SUPPLIED MATERIAL:
######

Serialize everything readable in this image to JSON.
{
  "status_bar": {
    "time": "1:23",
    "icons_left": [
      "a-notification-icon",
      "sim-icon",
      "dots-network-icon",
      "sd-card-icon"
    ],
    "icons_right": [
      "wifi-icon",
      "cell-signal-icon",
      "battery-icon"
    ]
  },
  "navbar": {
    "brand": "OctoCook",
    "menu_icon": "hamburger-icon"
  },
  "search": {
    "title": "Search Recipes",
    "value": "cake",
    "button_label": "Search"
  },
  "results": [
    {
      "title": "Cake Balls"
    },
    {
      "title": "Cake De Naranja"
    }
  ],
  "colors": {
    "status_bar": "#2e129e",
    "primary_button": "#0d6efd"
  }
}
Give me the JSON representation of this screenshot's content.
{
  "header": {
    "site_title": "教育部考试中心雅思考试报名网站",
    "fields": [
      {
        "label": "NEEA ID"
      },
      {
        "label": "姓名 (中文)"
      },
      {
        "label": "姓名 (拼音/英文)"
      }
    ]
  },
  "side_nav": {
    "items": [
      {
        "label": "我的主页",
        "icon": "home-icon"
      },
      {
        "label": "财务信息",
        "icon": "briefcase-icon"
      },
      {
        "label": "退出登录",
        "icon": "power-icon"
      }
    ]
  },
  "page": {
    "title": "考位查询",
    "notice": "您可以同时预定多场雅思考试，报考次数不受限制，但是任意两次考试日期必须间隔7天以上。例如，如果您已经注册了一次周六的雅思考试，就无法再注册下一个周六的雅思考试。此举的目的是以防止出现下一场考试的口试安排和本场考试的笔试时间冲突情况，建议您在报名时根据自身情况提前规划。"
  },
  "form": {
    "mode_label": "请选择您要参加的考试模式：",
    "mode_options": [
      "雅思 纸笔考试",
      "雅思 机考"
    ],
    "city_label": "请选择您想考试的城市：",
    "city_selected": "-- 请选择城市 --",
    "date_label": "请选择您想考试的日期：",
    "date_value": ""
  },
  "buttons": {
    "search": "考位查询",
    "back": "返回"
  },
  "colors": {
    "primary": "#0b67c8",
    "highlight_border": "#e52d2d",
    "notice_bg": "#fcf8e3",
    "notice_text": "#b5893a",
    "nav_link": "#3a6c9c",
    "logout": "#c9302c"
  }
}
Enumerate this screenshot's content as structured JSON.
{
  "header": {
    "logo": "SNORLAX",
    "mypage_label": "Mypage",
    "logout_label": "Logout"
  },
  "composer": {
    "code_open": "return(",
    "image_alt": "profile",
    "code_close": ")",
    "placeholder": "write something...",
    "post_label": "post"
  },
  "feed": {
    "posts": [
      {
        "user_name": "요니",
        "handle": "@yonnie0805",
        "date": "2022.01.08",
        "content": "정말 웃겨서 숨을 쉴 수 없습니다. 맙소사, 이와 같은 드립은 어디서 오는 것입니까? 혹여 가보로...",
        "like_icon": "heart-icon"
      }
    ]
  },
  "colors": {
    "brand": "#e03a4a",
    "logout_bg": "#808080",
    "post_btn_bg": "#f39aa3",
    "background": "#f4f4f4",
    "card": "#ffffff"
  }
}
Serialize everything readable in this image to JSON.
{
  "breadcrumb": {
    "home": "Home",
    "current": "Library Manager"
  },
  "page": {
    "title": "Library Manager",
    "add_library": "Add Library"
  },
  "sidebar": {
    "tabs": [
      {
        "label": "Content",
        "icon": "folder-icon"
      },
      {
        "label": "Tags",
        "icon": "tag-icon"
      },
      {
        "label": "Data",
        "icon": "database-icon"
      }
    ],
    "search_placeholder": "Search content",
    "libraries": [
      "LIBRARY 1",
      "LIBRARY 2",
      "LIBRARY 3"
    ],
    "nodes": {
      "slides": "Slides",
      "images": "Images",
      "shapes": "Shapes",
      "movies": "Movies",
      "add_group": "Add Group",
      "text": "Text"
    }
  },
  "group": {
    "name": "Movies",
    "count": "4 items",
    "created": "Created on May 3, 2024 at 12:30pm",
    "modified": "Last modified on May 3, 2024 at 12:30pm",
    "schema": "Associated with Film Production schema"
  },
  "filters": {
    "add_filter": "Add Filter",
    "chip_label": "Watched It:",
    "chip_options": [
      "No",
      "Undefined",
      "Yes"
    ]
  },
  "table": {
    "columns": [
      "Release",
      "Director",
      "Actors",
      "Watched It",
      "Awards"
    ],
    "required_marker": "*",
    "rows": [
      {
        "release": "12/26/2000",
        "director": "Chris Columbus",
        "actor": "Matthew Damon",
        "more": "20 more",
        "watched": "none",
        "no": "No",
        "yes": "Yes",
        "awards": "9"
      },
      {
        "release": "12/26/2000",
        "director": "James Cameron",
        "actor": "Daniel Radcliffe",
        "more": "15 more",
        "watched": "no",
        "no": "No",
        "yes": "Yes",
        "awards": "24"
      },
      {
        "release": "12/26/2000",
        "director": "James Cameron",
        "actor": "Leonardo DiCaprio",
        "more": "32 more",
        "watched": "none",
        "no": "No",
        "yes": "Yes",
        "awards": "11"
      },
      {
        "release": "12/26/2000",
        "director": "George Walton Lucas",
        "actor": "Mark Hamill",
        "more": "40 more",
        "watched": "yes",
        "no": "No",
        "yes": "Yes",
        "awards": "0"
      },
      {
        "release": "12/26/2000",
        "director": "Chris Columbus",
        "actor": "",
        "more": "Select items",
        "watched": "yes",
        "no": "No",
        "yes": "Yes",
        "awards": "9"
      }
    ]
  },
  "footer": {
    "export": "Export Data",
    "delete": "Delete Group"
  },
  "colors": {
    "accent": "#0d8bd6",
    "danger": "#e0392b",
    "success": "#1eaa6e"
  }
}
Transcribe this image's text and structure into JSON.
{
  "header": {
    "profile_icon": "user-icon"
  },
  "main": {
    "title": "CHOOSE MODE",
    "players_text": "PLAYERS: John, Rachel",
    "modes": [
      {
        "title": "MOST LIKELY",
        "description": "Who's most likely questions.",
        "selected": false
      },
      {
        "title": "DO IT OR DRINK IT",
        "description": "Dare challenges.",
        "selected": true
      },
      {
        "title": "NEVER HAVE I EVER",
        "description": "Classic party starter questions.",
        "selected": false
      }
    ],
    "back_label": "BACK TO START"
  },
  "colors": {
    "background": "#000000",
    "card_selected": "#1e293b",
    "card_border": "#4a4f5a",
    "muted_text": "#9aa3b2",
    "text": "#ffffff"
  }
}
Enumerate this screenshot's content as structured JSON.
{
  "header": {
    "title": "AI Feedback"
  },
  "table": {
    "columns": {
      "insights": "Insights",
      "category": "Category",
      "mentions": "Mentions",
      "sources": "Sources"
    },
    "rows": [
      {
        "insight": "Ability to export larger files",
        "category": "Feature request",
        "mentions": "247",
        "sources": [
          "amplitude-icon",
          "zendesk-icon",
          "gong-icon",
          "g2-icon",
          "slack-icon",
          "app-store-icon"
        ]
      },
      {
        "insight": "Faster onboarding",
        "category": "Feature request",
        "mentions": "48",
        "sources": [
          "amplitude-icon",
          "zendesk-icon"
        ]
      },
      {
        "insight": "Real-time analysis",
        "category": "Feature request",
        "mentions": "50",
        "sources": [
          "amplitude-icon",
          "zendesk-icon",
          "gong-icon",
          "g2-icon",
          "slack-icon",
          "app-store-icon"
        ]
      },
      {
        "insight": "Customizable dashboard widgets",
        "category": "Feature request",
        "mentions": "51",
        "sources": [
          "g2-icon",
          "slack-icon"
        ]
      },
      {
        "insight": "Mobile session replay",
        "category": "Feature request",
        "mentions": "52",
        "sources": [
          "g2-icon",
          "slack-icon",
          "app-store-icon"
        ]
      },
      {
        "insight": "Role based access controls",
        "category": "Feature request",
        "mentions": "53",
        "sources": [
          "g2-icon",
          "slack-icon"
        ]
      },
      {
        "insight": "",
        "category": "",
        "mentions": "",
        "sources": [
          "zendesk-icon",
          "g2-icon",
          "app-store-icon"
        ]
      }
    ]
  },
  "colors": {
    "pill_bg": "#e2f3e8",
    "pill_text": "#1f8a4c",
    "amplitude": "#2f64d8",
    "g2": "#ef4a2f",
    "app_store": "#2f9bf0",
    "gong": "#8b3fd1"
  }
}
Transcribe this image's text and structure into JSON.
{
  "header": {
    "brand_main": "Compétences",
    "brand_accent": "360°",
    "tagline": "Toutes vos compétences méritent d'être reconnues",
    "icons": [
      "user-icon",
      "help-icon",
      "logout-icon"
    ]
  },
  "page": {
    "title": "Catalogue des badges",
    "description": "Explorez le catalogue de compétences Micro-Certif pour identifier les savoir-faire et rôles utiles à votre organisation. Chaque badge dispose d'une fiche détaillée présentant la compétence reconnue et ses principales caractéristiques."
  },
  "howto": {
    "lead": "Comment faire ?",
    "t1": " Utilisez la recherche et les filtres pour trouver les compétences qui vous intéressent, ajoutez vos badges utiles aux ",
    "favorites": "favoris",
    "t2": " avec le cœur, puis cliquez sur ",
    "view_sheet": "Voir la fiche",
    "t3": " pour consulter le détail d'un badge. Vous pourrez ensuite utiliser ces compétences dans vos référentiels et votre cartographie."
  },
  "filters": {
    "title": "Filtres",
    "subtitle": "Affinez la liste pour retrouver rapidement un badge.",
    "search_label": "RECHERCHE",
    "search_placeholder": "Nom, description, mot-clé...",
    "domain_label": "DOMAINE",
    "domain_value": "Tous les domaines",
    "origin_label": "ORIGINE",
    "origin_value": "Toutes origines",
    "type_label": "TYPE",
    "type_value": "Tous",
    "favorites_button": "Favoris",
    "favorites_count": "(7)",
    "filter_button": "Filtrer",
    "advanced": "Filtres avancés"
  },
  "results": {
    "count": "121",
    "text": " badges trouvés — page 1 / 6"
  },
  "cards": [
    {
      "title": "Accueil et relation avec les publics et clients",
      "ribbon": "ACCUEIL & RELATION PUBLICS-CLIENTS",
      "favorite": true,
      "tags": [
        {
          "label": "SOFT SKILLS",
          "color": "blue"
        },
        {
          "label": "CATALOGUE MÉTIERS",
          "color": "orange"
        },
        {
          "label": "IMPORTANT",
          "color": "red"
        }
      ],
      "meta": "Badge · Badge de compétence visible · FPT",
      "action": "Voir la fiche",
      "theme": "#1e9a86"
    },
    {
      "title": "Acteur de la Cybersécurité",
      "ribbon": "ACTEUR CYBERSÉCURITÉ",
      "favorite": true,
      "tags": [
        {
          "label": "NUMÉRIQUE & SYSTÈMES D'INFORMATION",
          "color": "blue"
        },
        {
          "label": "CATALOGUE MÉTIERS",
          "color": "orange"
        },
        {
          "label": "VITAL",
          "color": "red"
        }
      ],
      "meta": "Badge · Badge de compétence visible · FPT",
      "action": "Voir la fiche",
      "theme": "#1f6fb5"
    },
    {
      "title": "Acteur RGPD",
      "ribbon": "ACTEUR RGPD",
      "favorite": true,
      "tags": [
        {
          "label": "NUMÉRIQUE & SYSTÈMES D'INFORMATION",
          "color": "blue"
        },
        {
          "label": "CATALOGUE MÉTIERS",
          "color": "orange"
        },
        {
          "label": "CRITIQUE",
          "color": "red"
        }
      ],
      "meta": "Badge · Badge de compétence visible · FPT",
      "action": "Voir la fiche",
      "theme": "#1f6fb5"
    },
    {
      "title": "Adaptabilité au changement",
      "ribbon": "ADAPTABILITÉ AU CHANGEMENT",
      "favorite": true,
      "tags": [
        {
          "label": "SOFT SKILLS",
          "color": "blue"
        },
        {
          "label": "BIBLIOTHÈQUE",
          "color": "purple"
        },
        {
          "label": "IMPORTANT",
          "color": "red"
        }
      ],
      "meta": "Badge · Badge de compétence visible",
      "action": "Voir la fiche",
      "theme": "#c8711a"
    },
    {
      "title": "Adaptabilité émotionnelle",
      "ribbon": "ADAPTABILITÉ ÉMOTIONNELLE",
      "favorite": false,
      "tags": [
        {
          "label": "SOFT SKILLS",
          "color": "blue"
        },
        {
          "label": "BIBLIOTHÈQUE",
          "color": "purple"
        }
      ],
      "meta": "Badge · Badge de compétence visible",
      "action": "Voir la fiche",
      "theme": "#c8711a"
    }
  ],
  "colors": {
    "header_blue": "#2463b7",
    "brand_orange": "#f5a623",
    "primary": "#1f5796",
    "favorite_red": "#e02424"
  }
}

######

PROBLEM DESCRIPTION: Show every line from the entries above in which the word "questions" appears.

COMPLETE OUTPUT:
        "description": "Who's most likely questions.",
        "description": "Classic party starter questions.",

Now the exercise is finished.